(THE REQUEST):
The material below should be written out in full and exactly; pictures stay out of the copy.

(STORED RECORDS):
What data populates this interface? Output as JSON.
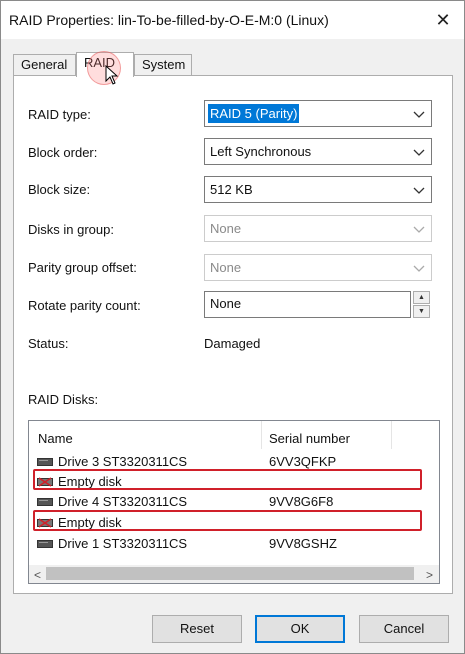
{
  "window": {
    "title": "RAID Properties: lin-To-be-filled-by-O-E-M:0 (Linux)",
    "close_glyph": "✕"
  },
  "tabs": [
    {
      "label": "General"
    },
    {
      "label": "RAID"
    },
    {
      "label": "System"
    }
  ],
  "form": {
    "raid_type": {
      "label": "RAID type:",
      "value": "RAID 5 (Parity)"
    },
    "block_order": {
      "label": "Block order:",
      "value": "Left Synchronous"
    },
    "block_size": {
      "label": "Block size:",
      "value": "512 KB"
    },
    "disks_in_group": {
      "label": "Disks in group:",
      "value": "None"
    },
    "parity_group_offset": {
      "label": "Parity group offset:",
      "value": "None"
    },
    "rotate_parity_count": {
      "label": "Rotate parity count:",
      "value": "None"
    },
    "status": {
      "label": "Status:",
      "value": "Damaged"
    }
  },
  "raid_disks": {
    "label": "RAID Disks:",
    "columns": {
      "name": "Name",
      "serial": "Serial number"
    },
    "rows": [
      {
        "name": "Drive 3 ST3320311CS",
        "serial": "6VV3QFKP",
        "icon": "drive-icon",
        "highlighted": false
      },
      {
        "name": "Empty disk",
        "serial": "",
        "icon": "empty-disk-icon",
        "highlighted": true
      },
      {
        "name": "Drive 4 ST3320311CS",
        "serial": "9VV8G6F8",
        "icon": "drive-icon",
        "highlighted": false
      },
      {
        "name": "Empty disk",
        "serial": "",
        "icon": "empty-disk-icon",
        "highlighted": true
      },
      {
        "name": "Drive 1 ST3320311CS",
        "serial": "9VV8GSHZ",
        "icon": "drive-icon",
        "highlighted": false
      }
    ],
    "scroll_left_glyph": "<",
    "scroll_right_glyph": ">"
  },
  "buttons": {
    "reset": "Reset",
    "ok": "OK",
    "cancel": "Cancel"
  },
  "colors": {
    "selection": "#0078d7",
    "highlight_box": "#d0202a",
    "default_button_border": "#0078d7"
  }
}
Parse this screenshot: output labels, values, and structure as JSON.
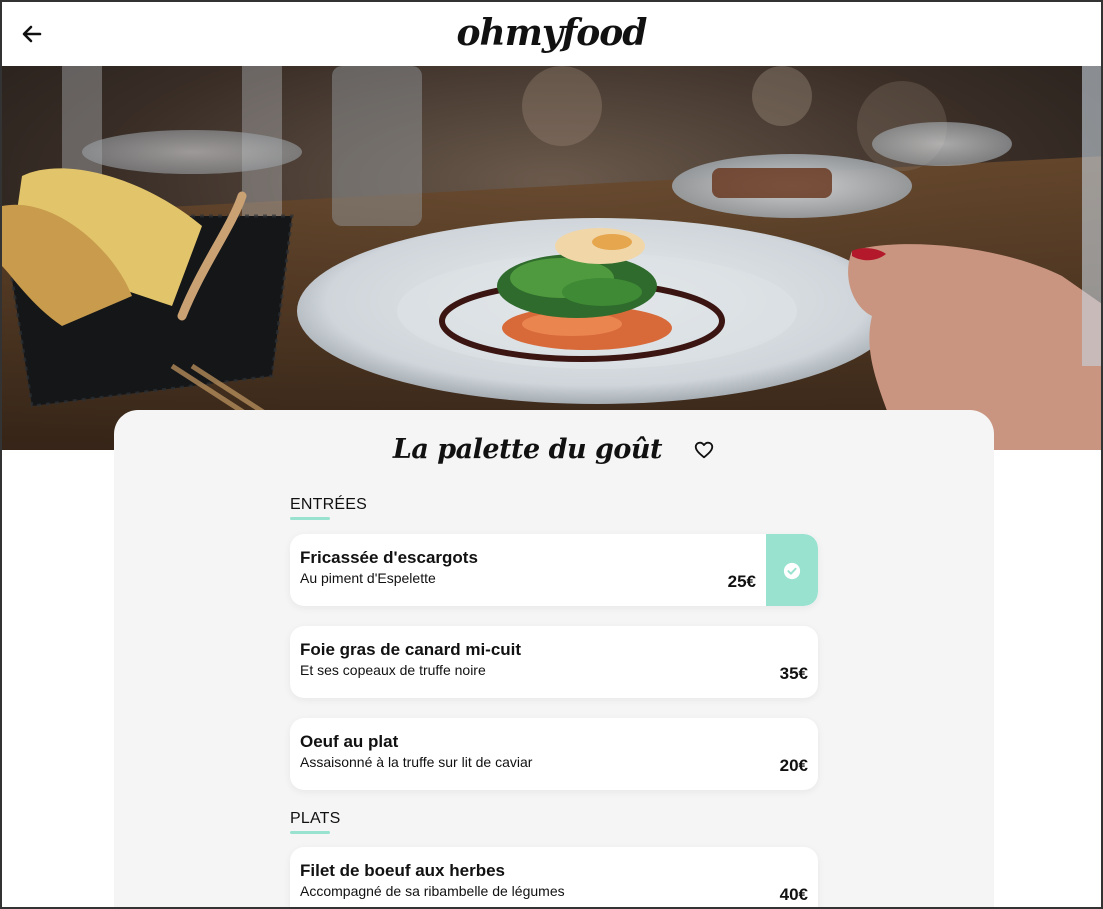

(SOLUTION):
What data populates this interface? Output as JSON.
{
  "window": {
    "title": "RAID Properties: lin-To-be-filled-by-O-E-M:0 (Linux)",
    "close_glyph": "✕"
  },
  "tabs": [
    {
      "label": "General"
    },
    {
      "label": "RAID"
    },
    {
      "label": "System"
    }
  ],
  "form": {
    "raid_type": {
      "label": "RAID type:",
      "value": "RAID 5 (Parity)"
    },
    "block_order": {
      "label": "Block order:",
      "value": "Left Synchronous"
    },
    "block_size": {
      "label": "Block size:",
      "value": "512 KB"
    },
    "disks_in_group": {
      "label": "Disks in group:",
      "value": "None"
    },
    "parity_group_offset": {
      "label": "Parity group offset:",
      "value": "None"
    },
    "rotate_parity_count": {
      "label": "Rotate parity count:",
      "value": "None"
    },
    "status": {
      "label": "Status:",
      "value": "Damaged"
    }
  },
  "raid_disks": {
    "label": "RAID Disks:",
    "columns": {
      "name": "Name",
      "serial": "Serial number"
    },
    "rows": [
      {
        "name": "Drive 3 ST3320311CS",
        "serial": "6VV3QFKP",
        "icon": "drive-icon",
        "highlighted": false
      },
      {
        "name": "Empty disk",
        "serial": "",
        "icon": "empty-disk-icon",
        "highlighted": true
      },
      {
        "name": "Drive 4 ST3320311CS",
        "serial": "9VV8G6F8",
        "icon": "drive-icon",
        "highlighted": false
      },
      {
        "name": "Empty disk",
        "serial": "",
        "icon": "empty-disk-icon",
        "highlighted": true
      },
      {
        "name": "Drive 1 ST3320311CS",
        "serial": "9VV8GSHZ",
        "icon": "drive-icon",
        "highlighted": false
      }
    ],
    "scroll_left_glyph": "<",
    "scroll_right_glyph": ">"
  },
  "buttons": {
    "reset": "Reset",
    "ok": "OK",
    "cancel": "Cancel"
  },
  "colors": {
    "selection": "#0078d7",
    "highlight_box": "#d0202a",
    "default_button_border": "#0078d7"
  }
}
Parse this screenshot: output labels, values, and structure as JSON.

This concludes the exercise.